Extracted records
##############################

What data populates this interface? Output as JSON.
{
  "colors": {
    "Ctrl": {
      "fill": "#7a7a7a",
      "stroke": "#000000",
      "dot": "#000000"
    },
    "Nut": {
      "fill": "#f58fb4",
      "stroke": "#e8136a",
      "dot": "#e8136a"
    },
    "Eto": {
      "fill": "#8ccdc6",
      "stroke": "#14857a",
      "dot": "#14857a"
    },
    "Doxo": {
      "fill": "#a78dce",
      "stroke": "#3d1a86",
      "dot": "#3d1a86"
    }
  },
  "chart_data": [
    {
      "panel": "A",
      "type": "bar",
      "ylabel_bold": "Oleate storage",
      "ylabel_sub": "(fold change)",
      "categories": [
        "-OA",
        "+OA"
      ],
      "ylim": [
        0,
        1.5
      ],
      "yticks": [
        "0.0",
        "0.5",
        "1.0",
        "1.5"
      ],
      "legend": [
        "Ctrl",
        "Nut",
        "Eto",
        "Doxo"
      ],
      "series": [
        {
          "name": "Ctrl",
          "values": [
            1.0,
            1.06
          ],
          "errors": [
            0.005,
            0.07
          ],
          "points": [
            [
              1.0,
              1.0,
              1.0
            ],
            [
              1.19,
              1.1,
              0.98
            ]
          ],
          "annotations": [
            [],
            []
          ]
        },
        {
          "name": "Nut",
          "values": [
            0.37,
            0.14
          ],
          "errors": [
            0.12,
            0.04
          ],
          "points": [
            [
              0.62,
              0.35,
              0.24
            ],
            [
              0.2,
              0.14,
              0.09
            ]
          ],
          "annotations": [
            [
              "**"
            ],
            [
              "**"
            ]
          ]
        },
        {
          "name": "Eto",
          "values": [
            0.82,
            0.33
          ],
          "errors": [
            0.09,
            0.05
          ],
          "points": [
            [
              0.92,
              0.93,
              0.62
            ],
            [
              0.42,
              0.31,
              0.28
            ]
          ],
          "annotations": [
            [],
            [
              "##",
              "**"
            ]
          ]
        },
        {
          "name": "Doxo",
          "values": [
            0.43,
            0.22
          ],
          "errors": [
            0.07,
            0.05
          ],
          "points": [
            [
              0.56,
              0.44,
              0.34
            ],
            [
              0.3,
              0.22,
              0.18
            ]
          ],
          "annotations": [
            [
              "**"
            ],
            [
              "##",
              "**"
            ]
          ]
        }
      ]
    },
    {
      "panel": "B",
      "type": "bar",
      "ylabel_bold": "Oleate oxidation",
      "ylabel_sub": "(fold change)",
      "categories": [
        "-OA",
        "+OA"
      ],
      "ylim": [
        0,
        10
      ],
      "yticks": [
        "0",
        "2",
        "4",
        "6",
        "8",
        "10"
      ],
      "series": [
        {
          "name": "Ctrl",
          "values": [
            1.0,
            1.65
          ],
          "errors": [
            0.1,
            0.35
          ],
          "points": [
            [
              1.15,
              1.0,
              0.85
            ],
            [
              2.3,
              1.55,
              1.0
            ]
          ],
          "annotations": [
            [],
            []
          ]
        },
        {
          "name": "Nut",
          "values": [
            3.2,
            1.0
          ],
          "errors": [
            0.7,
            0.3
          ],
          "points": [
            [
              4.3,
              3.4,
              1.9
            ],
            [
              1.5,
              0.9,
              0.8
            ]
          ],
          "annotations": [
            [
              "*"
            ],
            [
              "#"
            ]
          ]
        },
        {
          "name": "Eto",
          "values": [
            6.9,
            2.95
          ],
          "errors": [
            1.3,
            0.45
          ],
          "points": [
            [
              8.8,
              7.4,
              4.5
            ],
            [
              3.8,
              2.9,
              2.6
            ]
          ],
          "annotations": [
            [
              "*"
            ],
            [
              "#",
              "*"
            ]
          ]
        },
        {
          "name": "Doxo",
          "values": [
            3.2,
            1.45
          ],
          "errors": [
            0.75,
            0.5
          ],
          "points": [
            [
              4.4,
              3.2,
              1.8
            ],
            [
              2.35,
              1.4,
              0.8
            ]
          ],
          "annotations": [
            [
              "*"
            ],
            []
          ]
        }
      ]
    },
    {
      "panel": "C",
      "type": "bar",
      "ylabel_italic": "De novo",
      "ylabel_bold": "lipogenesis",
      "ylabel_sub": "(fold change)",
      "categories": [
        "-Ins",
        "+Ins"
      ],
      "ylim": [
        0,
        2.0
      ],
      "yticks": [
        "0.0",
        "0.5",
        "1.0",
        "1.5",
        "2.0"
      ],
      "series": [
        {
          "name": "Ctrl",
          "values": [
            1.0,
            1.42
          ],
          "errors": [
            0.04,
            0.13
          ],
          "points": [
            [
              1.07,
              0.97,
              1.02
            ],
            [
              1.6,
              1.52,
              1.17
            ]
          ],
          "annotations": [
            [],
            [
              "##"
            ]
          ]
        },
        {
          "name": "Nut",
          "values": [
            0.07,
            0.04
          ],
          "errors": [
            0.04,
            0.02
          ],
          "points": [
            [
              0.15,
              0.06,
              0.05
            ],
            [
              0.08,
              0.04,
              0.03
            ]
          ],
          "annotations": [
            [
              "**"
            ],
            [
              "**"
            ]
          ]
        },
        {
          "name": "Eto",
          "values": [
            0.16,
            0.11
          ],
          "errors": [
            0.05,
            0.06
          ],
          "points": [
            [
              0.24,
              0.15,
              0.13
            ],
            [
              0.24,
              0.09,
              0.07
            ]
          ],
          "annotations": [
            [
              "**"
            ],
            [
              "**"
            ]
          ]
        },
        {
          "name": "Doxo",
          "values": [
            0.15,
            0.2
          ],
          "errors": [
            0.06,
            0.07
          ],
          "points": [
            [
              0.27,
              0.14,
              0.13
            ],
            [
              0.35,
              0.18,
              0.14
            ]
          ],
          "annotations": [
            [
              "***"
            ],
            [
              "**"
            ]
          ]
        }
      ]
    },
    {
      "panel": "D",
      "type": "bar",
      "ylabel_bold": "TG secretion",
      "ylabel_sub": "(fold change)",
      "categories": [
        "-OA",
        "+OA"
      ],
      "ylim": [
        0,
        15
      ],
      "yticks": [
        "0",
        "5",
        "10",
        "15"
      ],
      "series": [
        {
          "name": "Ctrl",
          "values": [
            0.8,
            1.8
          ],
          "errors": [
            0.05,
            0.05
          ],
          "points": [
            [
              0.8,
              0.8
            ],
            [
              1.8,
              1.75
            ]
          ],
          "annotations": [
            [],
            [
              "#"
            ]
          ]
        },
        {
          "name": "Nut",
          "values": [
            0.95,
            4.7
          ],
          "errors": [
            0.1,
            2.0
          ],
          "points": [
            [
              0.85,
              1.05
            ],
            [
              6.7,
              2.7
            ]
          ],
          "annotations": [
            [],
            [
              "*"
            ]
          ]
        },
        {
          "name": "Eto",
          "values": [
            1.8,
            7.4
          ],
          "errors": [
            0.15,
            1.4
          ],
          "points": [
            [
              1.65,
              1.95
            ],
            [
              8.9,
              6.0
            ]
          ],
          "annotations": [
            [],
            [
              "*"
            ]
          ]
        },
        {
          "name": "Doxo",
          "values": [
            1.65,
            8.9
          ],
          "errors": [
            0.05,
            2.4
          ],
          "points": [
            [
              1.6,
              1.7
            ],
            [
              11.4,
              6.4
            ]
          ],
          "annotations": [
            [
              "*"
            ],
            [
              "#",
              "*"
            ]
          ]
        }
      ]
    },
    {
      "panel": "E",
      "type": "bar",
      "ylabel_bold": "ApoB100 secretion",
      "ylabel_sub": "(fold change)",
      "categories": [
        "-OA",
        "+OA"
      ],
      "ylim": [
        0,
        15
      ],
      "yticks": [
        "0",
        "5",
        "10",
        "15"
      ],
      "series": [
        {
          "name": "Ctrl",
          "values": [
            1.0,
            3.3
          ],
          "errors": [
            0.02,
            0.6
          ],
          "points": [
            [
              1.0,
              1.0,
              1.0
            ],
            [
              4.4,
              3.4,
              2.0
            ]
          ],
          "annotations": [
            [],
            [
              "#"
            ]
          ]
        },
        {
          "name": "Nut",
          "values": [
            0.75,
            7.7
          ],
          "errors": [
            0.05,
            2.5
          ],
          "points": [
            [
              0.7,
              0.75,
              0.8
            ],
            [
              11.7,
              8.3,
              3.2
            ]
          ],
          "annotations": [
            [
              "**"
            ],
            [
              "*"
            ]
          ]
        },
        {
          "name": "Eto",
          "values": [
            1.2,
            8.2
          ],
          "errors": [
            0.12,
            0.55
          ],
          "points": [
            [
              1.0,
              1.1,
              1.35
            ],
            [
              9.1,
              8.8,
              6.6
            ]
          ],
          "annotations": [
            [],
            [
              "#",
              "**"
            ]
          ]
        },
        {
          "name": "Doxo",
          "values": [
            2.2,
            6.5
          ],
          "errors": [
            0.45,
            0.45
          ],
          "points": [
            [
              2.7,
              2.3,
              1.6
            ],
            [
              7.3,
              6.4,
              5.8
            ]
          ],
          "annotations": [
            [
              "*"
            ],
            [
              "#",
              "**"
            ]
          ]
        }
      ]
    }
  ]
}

##############################

**What you should do**
Each line above where the word "Oleate" occurs should be returned in full.

**Exercise result**
      "ylabel_bold": "Oleate storage",
      "ylabel_bold": "Oleate oxidation",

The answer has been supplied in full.